● **What is asked**:
Quote every entry word for word.

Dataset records

☆ ☆ ☆ ☆ ☆

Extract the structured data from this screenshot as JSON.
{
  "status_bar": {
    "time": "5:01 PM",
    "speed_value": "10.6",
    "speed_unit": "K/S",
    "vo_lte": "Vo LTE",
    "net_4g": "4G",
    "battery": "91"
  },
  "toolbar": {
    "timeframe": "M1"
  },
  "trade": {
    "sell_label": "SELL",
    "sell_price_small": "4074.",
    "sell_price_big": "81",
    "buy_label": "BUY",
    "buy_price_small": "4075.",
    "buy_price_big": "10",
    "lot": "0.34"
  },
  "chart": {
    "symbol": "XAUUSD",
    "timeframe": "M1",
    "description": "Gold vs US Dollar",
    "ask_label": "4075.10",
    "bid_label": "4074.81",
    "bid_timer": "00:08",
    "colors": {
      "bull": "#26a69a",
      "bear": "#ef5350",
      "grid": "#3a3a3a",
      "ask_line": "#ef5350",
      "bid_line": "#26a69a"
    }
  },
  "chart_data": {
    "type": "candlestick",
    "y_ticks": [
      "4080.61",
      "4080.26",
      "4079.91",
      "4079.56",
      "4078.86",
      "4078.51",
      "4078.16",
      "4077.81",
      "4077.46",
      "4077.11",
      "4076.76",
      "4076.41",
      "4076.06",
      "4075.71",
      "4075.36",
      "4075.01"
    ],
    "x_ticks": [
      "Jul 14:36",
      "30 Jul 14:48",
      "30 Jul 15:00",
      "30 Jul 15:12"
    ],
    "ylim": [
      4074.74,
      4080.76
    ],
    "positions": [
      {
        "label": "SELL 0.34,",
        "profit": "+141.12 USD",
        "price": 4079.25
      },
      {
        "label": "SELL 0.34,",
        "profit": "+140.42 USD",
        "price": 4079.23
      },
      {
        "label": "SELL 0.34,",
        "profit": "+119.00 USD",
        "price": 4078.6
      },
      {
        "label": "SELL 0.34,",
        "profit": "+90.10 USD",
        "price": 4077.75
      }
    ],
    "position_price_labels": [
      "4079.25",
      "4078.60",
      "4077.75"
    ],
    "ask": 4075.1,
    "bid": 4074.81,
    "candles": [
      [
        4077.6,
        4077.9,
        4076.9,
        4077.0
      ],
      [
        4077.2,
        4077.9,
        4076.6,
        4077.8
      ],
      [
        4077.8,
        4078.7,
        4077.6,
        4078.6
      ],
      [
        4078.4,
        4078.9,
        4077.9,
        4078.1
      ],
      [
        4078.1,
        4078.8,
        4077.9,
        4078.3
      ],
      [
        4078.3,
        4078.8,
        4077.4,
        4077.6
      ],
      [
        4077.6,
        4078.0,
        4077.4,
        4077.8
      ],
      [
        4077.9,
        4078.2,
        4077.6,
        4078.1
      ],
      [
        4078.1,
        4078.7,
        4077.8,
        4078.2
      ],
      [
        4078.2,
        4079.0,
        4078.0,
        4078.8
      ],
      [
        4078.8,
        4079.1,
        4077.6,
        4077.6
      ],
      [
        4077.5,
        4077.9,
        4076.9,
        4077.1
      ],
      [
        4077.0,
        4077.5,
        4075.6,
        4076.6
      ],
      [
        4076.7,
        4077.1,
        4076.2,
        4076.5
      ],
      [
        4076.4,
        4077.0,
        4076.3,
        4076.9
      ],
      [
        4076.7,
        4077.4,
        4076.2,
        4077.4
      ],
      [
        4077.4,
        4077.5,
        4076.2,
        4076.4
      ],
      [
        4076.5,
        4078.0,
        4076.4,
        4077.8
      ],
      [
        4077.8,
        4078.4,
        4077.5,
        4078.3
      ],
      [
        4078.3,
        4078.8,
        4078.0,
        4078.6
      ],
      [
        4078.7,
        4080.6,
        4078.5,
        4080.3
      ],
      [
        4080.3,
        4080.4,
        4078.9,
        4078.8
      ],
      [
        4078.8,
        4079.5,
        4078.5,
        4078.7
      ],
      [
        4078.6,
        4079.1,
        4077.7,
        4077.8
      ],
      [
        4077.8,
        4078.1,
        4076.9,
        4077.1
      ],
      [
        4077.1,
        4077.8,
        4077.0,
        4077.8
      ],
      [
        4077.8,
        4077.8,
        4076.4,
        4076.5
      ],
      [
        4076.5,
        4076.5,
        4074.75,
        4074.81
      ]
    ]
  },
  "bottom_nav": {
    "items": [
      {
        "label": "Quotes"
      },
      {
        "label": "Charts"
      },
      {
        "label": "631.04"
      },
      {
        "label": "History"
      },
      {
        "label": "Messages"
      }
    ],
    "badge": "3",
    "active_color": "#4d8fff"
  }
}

☆ ☆ ☆ ☆ ☆

● **Complete answer**:
Extract the structured data from this screenshot as JSON.
{
  "status_bar": {
    "time": "5:01 PM",
    "speed_value": "10.6",
    "speed_unit": "K/S",
    "vo_lte": "Vo LTE",
    "net_4g": "4G",
    "battery": "91"
  },
  "toolbar": {
    "timeframe": "M1"
  },
  "trade": {
    "sell_label": "SELL",
    "sell_price_small": "4074.",
    "sell_price_big": "81",
    "buy_label": "BUY",
    "buy_price_small": "4075.",
    "buy_price_big": "10",
    "lot": "0.34"
  },
  "chart": {
    "symbol": "XAUUSD",
    "timeframe": "M1",
    "description": "Gold vs US Dollar",
    "ask_label": "4075.10",
    "bid_label": "4074.81",
    "bid_timer": "00:08",
    "colors": {
      "bull": "#26a69a",
      "bear": "#ef5350",
      "grid": "#3a3a3a",
      "ask_line": "#ef5350",
      "bid_line": "#26a69a"
    }
  },
  "chart_data": {
    "type": "candlestick",
    "y_ticks": [
      "4080.61",
      "4080.26",
      "4079.91",
      "4079.56",
      "4078.86",
      "4078.51",
      "4078.16",
      "4077.81",
      "4077.46",
      "4077.11",
      "4076.76",
      "4076.41",
      "4076.06",
      "4075.71",
      "4075.36",
      "4075.01"
    ],
    "x_ticks": [
      "Jul 14:36",
      "30 Jul 14:48",
      "30 Jul 15:00",
      "30 Jul 15:12"
    ],
    "ylim": [
      4074.74,
      4080.76
    ],
    "positions": [
      {
        "label": "SELL 0.34,",
        "profit": "+141.12 USD",
        "price": 4079.25
      },
      {
        "label": "SELL 0.34,",
        "profit": "+140.42 USD",
        "price": 4079.23
      },
      {
        "label": "SELL 0.34,",
        "profit": "+119.00 USD",
        "price": 4078.6
      },
      {
        "label": "SELL 0.34,",
        "profit": "+90.10 USD",
        "price": 4077.75
      }
    ],
    "position_price_labels": [
      "4079.25",
      "4078.60",
      "4077.75"
    ],
    "ask": 4075.1,
    "bid": 4074.81,
    "candles": [
      [
        4077.6,
        4077.9,
        4076.9,
        4077.0
      ],
      [
        4077.2,
        4077.9,
        4076.6,
        4077.8
      ],
      [
        4077.8,
        4078.7,
        4077.6,
        4078.6
      ],
      [
        4078.4,
        4078.9,
        4077.9,
        4078.1
      ],
      [
        4078.1,
        4078.8,
        4077.9,
        4078.3
      ],
      [
        4078.3,
        4078.8,
        4077.4,
        4077.6
      ],
      [
        4077.6,
        4078.0,
        4077.4,
        4077.8
      ],
      [
        4077.9,
        4078.2,
        4077.6,
        4078.1
      ],
      [
        4078.1,
        4078.7,
        4077.8,
        4078.2
      ],
      [
        4078.2,
        4079.0,
        4078.0,
        4078.8
      ],
      [
        4078.8,
        4079.1,
        4077.6,
        4077.6
      ],
      [
        4077.5,
        4077.9,
        4076.9,
        4077.1
      ],
      [
        4077.0,
        4077.5,
        4075.6,
        4076.6
      ],
      [
        4076.7,
        4077.1,
        4076.2,
        4076.5
      ],
      [
        4076.4,
        4077.0,
        4076.3,
        4076.9
      ],
      [
        4076.7,
        4077.4,
        4076.2,
        4077.4
      ],
      [
        4077.4,
        4077.5,
        4076.2,
        4076.4
      ],
      [
        4076.5,
        4078.0,
        4076.4,
        4077.8
      ],
      [
        4077.8,
        4078.4,
        4077.5,
        4078.3
      ],
      [
        4078.3,
        4078.8,
        4078.0,
        4078.6
      ],
      [
        4078.7,
        4080.6,
        4078.5,
        4080.3
      ],
      [
        4080.3,
        4080.4,
        4078.9,
        4078.8
      ],
      [
        4078.8,
        4079.5,
        4078.5,
        4078.7
      ],
      [
        4078.6,
        4079.1,
        4077.7,
        4077.8
      ],
      [
        4077.8,
        4078.1,
        4076.9,
        4077.1
      ],
      [
        4077.1,
        4077.8,
        4077.0,
        4077.8
      ],
      [
        4077.8,
        4077.8,
        4076.4,
        4076.5
      ],
      [
        4076.5,
        4076.5,
        4074.75,
        4074.81
      ]
    ]
  },
  "bottom_nav": {
    "items": [
      {
        "label": "Quotes"
      },
      {
        "label": "Charts"
      },
      {
        "label": "631.04"
      },
      {
        "label": "History"
      },
      {
        "label": "Messages"
      }
    ],
    "badge": "3",
    "active_color": "#4d8fff"
  }
}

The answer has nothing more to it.